## GIVEN INFORMATION
----
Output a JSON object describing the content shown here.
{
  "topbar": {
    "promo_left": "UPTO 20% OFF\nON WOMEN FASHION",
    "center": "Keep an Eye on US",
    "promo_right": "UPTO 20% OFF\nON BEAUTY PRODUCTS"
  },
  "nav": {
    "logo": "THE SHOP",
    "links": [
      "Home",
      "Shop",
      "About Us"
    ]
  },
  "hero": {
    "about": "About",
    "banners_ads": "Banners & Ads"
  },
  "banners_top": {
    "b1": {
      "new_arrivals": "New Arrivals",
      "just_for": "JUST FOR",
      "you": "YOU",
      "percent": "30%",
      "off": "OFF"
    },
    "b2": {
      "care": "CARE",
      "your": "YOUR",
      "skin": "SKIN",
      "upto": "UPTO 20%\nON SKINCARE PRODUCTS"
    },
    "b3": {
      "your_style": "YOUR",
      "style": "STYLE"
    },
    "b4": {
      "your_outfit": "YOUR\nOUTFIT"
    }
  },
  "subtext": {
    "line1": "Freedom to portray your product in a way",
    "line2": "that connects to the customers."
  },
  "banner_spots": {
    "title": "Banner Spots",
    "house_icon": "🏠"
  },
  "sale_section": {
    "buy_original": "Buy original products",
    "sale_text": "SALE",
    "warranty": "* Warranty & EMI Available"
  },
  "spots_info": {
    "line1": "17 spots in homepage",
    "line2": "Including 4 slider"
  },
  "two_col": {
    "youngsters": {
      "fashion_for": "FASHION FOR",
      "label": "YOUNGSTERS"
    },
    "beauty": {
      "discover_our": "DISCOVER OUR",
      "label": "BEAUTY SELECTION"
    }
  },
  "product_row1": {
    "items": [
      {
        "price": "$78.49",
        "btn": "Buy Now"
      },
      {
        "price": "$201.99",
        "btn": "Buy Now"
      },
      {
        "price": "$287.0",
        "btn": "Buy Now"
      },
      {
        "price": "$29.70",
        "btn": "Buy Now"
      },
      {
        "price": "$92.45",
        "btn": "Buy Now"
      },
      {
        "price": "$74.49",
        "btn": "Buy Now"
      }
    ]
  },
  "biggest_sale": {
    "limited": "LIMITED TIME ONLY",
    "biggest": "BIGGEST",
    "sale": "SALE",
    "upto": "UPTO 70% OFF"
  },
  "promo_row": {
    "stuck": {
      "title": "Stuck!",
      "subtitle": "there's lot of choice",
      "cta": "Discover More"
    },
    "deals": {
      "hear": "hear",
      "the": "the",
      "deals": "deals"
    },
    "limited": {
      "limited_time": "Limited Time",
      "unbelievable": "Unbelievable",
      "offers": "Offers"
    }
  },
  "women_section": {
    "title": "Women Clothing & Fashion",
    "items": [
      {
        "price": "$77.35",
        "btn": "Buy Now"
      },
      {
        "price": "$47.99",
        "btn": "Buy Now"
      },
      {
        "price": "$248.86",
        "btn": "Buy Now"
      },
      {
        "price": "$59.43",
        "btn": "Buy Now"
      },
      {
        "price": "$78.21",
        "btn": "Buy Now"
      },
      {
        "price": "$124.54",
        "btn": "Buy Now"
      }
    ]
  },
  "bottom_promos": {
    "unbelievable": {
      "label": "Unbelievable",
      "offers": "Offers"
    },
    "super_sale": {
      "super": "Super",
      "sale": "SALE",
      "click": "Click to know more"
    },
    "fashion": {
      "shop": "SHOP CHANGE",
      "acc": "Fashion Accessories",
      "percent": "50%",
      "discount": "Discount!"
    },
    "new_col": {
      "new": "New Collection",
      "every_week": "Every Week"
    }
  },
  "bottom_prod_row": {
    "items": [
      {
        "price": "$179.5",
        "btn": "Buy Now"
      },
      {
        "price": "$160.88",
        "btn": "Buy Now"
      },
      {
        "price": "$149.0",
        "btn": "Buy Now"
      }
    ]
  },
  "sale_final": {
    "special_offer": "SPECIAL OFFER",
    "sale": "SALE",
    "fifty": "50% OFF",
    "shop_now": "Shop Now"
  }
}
----
## GOAL
Output all preceding records character for character.

## SOLUTION TO THE PROBLEM
Output a JSON object describing the content shown here.
{
  "topbar": {
    "promo_left": "UPTO 20% OFF\nON WOMEN FASHION",
    "center": "Keep an Eye on US",
    "promo_right": "UPTO 20% OFF\nON BEAUTY PRODUCTS"
  },
  "nav": {
    "logo": "THE SHOP",
    "links": [
      "Home",
      "Shop",
      "About Us"
    ]
  },
  "hero": {
    "about": "About",
    "banners_ads": "Banners & Ads"
  },
  "banners_top": {
    "b1": {
      "new_arrivals": "New Arrivals",
      "just_for": "JUST FOR",
      "you": "YOU",
      "percent": "30%",
      "off": "OFF"
    },
    "b2": {
      "care": "CARE",
      "your": "YOUR",
      "skin": "SKIN",
      "upto": "UPTO 20%\nON SKINCARE PRODUCTS"
    },
    "b3": {
      "your_style": "YOUR",
      "style": "STYLE"
    },
    "b4": {
      "your_outfit": "YOUR\nOUTFIT"
    }
  },
  "subtext": {
    "line1": "Freedom to portray your product in a way",
    "line2": "that connects to the customers."
  },
  "banner_spots": {
    "title": "Banner Spots",
    "house_icon": "🏠"
  },
  "sale_section": {
    "buy_original": "Buy original products",
    "sale_text": "SALE",
    "warranty": "* Warranty & EMI Available"
  },
  "spots_info": {
    "line1": "17 spots in homepage",
    "line2": "Including 4 slider"
  },
  "two_col": {
    "youngsters": {
      "fashion_for": "FASHION FOR",
      "label": "YOUNGSTERS"
    },
    "beauty": {
      "discover_our": "DISCOVER OUR",
      "label": "BEAUTY SELECTION"
    }
  },
  "product_row1": {
    "items": [
      {
        "price": "$78.49",
        "btn": "Buy Now"
      },
      {
        "price": "$201.99",
        "btn": "Buy Now"
      },
      {
        "price": "$287.0",
        "btn": "Buy Now"
      },
      {
        "price": "$29.70",
        "btn": "Buy Now"
      },
      {
        "price": "$92.45",
        "btn": "Buy Now"
      },
      {
        "price": "$74.49",
        "btn": "Buy Now"
      }
    ]
  },
  "biggest_sale": {
    "limited": "LIMITED TIME ONLY",
    "biggest": "BIGGEST",
    "sale": "SALE",
    "upto": "UPTO 70% OFF"
  },
  "promo_row": {
    "stuck": {
      "title": "Stuck!",
      "subtitle": "there's lot of choice",
      "cta": "Discover More"
    },
    "deals": {
      "hear": "hear",
      "the": "the",
      "deals": "deals"
    },
    "limited": {
      "limited_time": "Limited Time",
      "unbelievable": "Unbelievable",
      "offers": "Offers"
    }
  },
  "women_section": {
    "title": "Women Clothing & Fashion",
    "items": [
      {
        "price": "$77.35",
        "btn": "Buy Now"
      },
      {
        "price": "$47.99",
        "btn": "Buy Now"
      },
      {
        "price": "$248.86",
        "btn": "Buy Now"
      },
      {
        "price": "$59.43",
        "btn": "Buy Now"
      },
      {
        "price": "$78.21",
        "btn": "Buy Now"
      },
      {
        "price": "$124.54",
        "btn": "Buy Now"
      }
    ]
  },
  "bottom_promos": {
    "unbelievable": {
      "label": "Unbelievable",
      "offers": "Offers"
    },
    "super_sale": {
      "super": "Super",
      "sale": "SALE",
      "click": "Click to know more"
    },
    "fashion": {
      "shop": "SHOP CHANGE",
      "acc": "Fashion Accessories",
      "percent": "50%",
      "discount": "Discount!"
    },
    "new_col": {
      "new": "New Collection",
      "every_week": "Every Week"
    }
  },
  "bottom_prod_row": {
    "items": [
      {
        "price": "$179.5",
        "btn": "Buy Now"
      },
      {
        "price": "$160.88",
        "btn": "Buy Now"
      },
      {
        "price": "$149.0",
        "btn": "Buy Now"
      }
    ]
  },
  "sale_final": {
    "special_offer": "SPECIAL OFFER",
    "sale": "SALE",
    "fifty": "50% OFF",
    "shop_now": "Shop Now"
  }
}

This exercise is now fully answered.